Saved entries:
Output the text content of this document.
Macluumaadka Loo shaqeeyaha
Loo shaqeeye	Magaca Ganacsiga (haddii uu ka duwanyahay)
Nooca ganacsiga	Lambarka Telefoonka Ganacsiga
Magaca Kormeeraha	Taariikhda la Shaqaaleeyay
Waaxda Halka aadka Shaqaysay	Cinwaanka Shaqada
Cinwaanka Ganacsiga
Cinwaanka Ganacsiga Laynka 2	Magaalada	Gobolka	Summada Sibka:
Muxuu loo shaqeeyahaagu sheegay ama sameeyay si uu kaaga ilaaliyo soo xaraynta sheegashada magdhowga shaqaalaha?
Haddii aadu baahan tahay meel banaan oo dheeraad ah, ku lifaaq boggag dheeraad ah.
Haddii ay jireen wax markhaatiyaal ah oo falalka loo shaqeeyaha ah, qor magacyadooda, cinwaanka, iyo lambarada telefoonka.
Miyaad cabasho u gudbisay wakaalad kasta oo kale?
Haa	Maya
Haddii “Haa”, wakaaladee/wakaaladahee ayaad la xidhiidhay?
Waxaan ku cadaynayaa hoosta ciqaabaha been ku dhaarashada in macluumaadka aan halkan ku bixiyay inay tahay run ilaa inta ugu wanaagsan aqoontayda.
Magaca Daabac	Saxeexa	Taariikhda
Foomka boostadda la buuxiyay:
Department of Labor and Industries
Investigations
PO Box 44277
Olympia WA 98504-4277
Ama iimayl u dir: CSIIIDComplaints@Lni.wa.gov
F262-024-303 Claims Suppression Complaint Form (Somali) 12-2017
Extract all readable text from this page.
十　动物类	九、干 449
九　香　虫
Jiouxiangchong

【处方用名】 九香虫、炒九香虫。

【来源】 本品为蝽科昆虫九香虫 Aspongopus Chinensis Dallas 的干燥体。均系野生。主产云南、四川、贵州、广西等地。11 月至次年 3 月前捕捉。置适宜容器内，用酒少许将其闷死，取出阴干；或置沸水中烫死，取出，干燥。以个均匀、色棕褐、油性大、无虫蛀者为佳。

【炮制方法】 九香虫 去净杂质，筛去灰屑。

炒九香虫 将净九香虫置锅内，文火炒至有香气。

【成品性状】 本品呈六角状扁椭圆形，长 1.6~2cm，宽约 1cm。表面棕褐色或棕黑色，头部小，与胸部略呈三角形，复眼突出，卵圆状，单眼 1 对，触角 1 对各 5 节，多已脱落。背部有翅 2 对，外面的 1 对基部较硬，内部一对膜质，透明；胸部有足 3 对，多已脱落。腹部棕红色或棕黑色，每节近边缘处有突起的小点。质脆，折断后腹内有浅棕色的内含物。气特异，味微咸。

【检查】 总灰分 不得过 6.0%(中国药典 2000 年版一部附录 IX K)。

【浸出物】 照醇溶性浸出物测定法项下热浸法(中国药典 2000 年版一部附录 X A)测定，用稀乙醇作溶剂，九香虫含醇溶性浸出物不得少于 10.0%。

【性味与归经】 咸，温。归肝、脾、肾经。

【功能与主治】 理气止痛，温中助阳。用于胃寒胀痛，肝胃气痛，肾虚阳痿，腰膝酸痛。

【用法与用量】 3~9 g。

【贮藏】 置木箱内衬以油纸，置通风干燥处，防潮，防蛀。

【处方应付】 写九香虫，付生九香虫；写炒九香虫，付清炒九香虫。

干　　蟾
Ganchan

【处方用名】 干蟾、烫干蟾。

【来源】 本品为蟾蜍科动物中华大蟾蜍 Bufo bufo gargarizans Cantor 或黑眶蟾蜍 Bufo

- Problem description -
Gather up every line from the listing above in which the word "中国药典" occurs.

- Output for this task -
【检查】 总灰分 不得过 6.0%(中国药典 2000 年版一部附录 IX K)。
【浸出物】 照醇溶性浸出物测定法项下热浸法(中国药典 2000 年版一部附录 X A)测定，用稀乙醇作溶剂，九香虫含醇溶性浸出物不得少于 10.0%。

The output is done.